» WRITTEN EXERCISE:
Write out all the entries word for word and omit any pictures.

━━━ INPUT ROWS

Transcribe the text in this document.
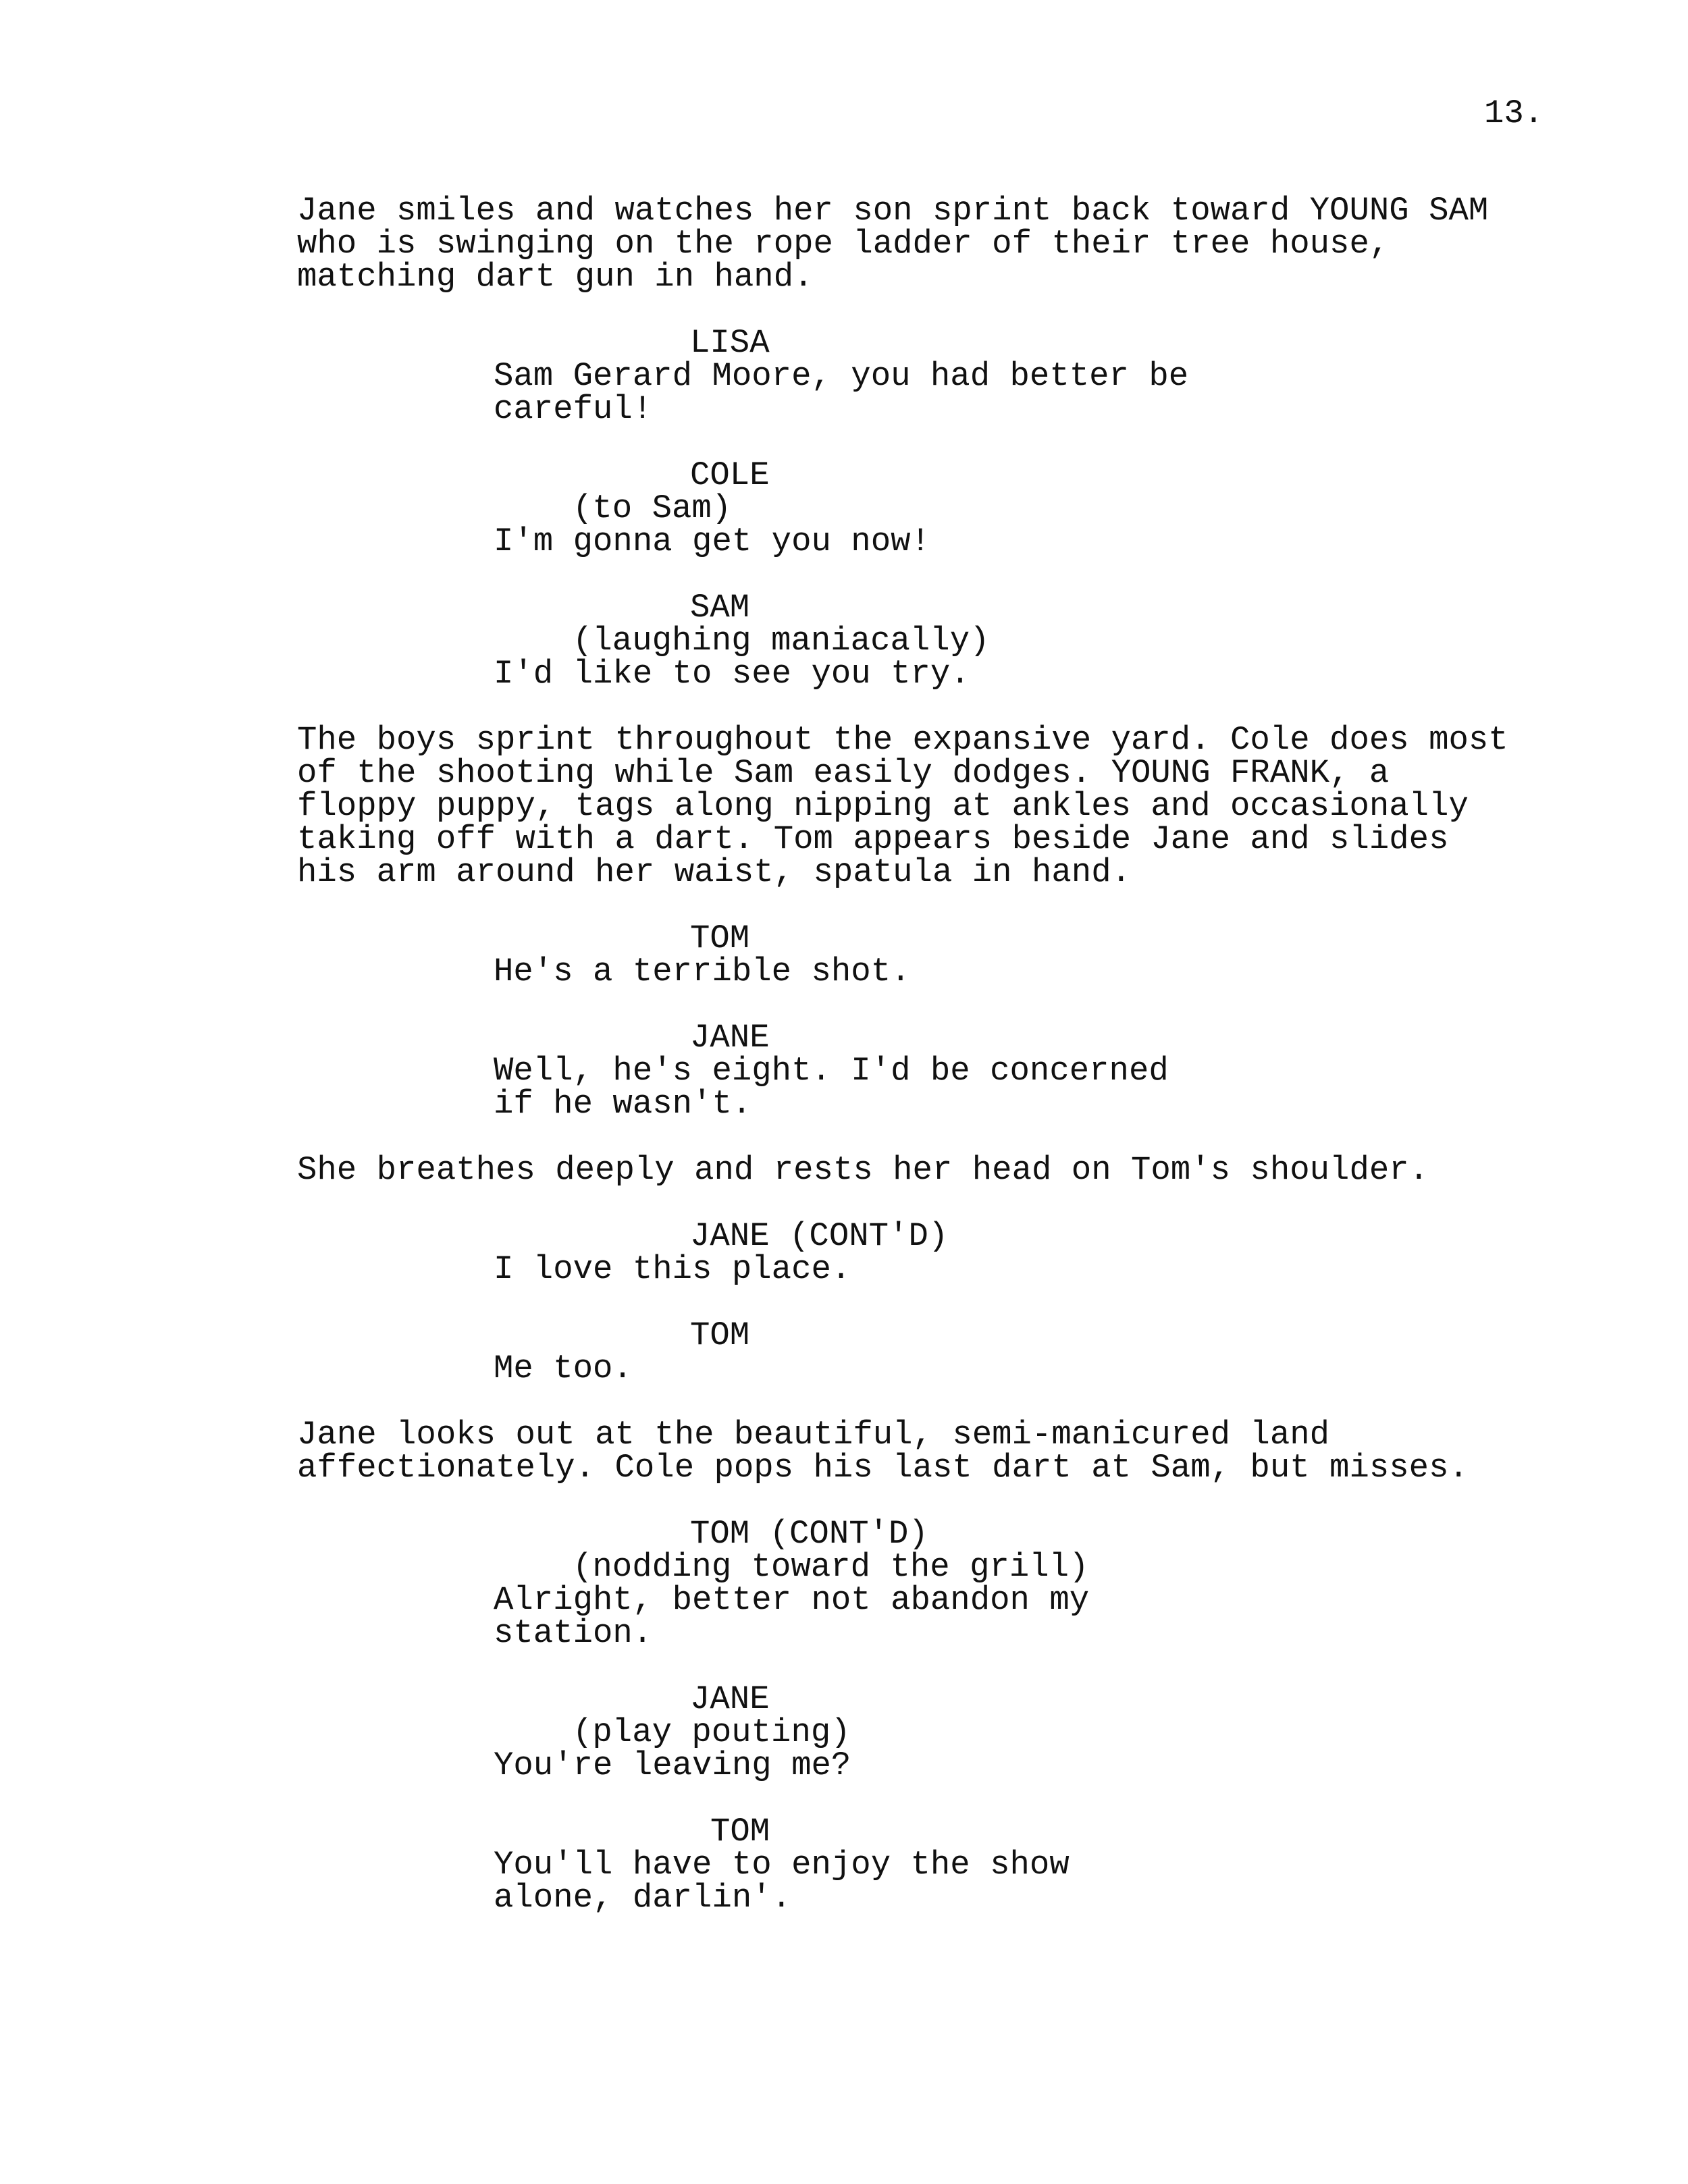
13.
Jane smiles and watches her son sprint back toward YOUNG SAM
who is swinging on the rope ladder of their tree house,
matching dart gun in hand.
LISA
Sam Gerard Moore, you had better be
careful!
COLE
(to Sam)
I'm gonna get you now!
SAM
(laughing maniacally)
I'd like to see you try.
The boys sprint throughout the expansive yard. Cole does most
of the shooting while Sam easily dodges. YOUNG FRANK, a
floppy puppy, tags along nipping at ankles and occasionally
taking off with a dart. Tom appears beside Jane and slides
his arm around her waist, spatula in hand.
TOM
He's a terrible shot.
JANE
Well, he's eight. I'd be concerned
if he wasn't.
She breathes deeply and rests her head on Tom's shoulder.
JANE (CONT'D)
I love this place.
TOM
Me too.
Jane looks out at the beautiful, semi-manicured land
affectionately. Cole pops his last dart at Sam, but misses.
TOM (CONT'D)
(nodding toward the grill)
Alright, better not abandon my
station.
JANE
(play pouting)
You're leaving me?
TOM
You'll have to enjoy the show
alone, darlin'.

━━━━━━

» TASK RESPONSE:
Transcribe the text in this document.
13.
Jane smiles and watches her son sprint back toward YOUNG SAM
who is swinging on the rope ladder of their tree house,
matching dart gun in hand.
LISA
Sam Gerard Moore, you had better be
careful!
COLE
(to Sam)
I'm gonna get you now!
SAM
(laughing maniacally)
I'd like to see you try.
The boys sprint throughout the expansive yard. Cole does most
of the shooting while Sam easily dodges. YOUNG FRANK, a
floppy puppy, tags along nipping at ankles and occasionally
taking off with a dart. Tom appears beside Jane and slides
his arm around her waist, spatula in hand.
TOM
He's a terrible shot.
JANE
Well, he's eight. I'd be concerned
if he wasn't.
She breathes deeply and rests her head on Tom's shoulder.
JANE (CONT'D)
I love this place.
TOM
Me too.
Jane looks out at the beautiful, semi-manicured land
affectionately. Cole pops his last dart at Sam, but misses.
TOM (CONT'D)
(nodding toward the grill)
Alright, better not abandon my
station.
JANE
(play pouting)
You're leaving me?
TOM
You'll have to enjoy the show
alone, darlin'.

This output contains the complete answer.